### Data for this task

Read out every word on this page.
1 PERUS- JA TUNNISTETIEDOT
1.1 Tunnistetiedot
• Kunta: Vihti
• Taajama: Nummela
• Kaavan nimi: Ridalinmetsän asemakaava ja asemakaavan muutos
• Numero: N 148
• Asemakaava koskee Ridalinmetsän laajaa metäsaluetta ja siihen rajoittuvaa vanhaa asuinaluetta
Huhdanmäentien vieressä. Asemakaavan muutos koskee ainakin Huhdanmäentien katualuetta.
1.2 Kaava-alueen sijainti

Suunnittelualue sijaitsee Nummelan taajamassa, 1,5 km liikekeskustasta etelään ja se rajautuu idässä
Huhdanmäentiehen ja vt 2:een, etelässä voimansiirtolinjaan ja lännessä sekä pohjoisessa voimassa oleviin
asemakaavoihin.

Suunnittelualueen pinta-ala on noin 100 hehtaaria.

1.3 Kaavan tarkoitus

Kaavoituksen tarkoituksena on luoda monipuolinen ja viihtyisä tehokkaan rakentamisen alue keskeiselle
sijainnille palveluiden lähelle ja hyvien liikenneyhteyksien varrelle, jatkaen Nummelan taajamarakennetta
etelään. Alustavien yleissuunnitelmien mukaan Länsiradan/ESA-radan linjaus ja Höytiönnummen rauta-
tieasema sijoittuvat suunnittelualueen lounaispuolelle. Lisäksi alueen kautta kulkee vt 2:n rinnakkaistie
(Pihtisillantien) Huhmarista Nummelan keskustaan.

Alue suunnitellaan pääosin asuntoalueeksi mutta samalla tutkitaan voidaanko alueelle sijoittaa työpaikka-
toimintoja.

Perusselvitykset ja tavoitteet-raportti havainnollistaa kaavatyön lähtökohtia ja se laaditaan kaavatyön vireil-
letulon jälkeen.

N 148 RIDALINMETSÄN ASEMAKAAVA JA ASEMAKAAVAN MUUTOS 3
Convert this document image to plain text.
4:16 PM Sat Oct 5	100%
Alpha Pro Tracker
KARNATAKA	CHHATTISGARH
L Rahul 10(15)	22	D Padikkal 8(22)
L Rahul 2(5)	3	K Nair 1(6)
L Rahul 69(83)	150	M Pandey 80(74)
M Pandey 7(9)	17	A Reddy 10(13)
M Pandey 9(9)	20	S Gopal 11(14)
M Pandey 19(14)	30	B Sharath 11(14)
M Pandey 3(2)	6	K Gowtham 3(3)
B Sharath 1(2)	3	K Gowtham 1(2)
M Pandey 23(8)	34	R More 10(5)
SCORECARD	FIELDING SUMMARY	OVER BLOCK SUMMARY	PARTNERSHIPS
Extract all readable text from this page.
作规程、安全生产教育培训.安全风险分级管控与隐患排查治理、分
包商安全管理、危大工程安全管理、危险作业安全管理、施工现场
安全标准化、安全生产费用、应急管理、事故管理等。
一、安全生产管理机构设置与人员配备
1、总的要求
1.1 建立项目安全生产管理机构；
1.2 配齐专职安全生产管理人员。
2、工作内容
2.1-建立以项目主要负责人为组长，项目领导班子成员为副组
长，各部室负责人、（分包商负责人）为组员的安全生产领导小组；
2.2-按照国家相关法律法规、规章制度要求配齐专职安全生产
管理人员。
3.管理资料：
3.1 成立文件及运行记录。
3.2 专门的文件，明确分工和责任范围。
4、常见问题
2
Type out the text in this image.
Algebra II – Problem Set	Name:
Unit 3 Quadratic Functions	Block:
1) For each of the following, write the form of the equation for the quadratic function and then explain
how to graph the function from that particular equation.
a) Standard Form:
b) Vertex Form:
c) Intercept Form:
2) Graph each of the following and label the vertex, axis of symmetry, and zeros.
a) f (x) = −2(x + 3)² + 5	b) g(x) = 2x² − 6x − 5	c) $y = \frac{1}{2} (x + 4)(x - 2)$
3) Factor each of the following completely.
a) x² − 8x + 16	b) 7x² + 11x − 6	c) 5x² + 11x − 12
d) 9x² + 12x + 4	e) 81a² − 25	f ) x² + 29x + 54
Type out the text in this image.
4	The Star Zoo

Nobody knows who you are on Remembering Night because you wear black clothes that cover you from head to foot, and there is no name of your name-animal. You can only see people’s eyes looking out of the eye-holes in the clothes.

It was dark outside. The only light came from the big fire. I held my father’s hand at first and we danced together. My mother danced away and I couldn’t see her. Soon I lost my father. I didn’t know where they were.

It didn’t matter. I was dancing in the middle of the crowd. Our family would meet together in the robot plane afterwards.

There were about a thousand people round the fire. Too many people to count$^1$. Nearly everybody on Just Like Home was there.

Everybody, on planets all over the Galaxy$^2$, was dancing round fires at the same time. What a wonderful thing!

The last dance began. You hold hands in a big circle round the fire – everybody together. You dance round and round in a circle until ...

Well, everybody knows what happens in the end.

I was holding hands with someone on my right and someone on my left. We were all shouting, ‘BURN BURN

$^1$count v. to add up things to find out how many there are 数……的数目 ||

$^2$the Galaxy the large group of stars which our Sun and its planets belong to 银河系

######

» **Brief**: In the entries above, find each line with the string "Rahul" and copy it.

» **Solution to the problem**:
L Rahul 10(15)	22	D Padikkal 8(22)
L Rahul 2(5)	3	K Nair 1(6)
L Rahul 69(83)	150	M Pandey 80(74)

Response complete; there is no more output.